* [AIM] Separate out the lines that hold "Testing".
==================================================
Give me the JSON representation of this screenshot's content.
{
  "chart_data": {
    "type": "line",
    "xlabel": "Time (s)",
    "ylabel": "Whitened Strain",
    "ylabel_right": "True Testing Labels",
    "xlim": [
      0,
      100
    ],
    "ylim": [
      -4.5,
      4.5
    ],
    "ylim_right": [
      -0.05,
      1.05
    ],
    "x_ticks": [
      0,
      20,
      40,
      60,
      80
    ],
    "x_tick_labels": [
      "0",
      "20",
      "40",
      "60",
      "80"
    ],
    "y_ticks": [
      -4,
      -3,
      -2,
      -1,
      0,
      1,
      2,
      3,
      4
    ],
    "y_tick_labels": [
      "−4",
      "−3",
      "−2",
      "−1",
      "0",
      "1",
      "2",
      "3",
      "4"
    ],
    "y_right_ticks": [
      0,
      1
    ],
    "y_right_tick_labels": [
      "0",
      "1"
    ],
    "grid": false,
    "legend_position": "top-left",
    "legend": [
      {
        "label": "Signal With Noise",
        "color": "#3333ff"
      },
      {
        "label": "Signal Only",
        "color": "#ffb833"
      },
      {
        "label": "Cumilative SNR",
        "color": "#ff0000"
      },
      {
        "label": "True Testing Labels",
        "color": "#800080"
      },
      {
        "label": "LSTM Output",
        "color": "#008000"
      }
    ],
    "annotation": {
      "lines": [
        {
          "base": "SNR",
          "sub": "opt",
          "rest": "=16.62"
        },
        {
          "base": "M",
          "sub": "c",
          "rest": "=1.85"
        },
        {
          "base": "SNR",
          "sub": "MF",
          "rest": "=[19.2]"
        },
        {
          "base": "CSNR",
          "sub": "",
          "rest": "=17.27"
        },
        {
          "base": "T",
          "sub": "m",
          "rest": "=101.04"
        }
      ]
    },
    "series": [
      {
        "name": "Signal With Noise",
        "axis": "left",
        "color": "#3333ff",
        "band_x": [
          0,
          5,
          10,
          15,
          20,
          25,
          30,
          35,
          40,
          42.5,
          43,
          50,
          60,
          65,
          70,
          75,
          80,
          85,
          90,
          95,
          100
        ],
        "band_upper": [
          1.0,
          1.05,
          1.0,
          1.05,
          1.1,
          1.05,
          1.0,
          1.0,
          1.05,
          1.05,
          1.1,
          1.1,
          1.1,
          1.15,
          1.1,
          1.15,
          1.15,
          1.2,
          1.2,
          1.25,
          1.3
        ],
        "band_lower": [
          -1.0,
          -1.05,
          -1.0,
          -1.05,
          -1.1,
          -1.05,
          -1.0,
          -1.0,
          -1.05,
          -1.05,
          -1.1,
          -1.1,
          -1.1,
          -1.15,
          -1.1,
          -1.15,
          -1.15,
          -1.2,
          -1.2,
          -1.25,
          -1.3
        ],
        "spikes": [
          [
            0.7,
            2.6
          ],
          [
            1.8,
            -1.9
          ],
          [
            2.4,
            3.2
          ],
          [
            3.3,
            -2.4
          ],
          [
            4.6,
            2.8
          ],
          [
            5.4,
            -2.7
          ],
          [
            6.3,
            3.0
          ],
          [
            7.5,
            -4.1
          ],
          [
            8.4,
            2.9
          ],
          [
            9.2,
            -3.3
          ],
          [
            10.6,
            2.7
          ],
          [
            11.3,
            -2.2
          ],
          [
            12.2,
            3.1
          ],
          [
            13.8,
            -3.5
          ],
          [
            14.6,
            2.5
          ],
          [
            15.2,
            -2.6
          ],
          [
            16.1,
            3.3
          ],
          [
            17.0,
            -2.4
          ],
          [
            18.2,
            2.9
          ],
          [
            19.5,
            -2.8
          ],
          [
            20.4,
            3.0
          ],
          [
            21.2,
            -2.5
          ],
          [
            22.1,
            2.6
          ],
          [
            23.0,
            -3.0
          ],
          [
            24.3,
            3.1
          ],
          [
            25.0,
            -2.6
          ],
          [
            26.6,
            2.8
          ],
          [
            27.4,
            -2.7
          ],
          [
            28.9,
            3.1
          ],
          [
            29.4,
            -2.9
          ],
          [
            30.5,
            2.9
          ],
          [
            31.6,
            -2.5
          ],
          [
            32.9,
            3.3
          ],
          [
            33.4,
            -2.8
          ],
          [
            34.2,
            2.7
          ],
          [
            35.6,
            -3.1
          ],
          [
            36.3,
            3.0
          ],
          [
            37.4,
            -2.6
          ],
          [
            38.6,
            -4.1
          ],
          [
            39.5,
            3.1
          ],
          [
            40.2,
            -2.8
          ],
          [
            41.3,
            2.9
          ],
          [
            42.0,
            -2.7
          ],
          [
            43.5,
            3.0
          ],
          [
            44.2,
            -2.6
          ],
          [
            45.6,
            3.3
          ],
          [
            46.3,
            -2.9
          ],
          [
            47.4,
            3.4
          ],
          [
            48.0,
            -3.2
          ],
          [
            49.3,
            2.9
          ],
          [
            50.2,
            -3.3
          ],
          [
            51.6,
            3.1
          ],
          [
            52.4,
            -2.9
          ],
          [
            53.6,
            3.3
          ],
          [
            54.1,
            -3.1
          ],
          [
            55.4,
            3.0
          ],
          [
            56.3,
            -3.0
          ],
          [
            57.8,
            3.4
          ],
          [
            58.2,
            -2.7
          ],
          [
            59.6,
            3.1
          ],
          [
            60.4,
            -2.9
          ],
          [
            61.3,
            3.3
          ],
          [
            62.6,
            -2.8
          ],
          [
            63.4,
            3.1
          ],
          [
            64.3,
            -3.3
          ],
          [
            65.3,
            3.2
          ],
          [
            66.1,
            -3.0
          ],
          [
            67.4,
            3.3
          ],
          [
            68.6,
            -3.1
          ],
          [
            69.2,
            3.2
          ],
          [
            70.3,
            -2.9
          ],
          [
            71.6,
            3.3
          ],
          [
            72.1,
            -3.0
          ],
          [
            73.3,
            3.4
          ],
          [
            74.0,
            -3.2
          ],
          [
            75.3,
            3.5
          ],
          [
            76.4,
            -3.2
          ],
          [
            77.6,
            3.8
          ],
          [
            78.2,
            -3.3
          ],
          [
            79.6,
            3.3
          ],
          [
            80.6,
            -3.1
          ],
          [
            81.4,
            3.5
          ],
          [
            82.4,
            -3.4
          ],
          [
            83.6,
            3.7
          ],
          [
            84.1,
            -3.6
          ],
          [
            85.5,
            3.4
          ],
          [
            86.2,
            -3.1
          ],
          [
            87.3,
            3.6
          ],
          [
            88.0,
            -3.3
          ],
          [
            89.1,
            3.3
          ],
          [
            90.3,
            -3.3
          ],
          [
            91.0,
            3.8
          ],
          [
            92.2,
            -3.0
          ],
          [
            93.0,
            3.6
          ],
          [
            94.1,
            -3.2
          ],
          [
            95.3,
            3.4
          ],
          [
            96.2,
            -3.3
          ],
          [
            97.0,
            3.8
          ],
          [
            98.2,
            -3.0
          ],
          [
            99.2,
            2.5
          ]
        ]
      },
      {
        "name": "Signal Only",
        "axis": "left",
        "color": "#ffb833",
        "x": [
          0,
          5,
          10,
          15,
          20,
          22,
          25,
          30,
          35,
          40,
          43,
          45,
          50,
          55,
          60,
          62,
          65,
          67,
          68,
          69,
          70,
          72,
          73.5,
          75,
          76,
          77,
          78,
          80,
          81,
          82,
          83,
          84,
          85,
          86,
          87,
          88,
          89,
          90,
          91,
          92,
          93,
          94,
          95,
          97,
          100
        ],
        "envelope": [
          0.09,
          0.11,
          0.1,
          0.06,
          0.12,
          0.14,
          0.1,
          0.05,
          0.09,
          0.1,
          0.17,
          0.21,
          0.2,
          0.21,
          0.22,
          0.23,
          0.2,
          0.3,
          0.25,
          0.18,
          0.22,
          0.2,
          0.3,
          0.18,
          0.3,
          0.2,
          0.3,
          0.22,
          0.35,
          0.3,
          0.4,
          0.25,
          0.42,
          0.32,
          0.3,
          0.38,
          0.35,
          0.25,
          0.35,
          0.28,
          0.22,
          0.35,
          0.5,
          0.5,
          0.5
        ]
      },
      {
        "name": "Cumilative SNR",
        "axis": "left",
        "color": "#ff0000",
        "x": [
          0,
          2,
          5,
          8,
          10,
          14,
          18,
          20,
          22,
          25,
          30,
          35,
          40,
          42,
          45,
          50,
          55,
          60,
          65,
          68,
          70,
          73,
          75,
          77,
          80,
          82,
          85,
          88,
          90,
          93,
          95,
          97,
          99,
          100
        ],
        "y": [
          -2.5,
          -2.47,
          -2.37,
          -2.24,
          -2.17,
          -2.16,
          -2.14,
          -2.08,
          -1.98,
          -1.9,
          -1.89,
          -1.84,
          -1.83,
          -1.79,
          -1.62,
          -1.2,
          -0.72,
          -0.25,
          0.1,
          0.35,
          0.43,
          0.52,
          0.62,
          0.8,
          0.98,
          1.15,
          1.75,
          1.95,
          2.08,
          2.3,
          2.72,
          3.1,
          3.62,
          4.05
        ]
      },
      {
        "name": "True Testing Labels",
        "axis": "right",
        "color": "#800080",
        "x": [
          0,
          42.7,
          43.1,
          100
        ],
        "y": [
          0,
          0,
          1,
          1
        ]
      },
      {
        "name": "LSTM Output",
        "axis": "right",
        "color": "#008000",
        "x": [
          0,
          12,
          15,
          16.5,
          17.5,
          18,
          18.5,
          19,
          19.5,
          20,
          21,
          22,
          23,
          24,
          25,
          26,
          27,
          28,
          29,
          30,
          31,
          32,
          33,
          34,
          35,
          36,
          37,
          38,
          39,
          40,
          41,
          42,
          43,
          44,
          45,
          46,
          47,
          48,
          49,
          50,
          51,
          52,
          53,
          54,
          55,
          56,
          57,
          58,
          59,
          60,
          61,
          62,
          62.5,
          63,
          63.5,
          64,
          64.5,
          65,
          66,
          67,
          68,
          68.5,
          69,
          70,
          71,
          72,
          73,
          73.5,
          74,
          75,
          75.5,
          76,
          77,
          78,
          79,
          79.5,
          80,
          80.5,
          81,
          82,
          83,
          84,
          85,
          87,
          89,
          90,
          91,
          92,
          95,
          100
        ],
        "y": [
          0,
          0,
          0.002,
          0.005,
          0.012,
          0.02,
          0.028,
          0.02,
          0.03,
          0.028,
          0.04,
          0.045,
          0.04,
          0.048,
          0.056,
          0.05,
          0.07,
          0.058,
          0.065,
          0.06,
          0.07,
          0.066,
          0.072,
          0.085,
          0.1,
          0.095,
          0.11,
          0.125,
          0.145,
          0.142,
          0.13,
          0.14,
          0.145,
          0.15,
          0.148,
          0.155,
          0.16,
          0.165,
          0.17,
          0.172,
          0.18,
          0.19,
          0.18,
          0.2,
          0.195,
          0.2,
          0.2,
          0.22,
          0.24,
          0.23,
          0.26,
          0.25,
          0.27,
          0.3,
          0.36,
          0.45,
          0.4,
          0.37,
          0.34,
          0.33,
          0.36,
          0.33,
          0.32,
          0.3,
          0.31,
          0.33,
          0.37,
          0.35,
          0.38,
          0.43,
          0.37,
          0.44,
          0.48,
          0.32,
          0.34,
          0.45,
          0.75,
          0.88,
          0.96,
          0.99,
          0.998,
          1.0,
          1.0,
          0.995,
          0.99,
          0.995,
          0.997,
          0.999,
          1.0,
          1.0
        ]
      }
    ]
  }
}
==================================================
* [IN RESPONSE]
    "ylabel_right": "True Testing Labels",
        "label": "True Testing Labels",
        "name": "True Testing Labels",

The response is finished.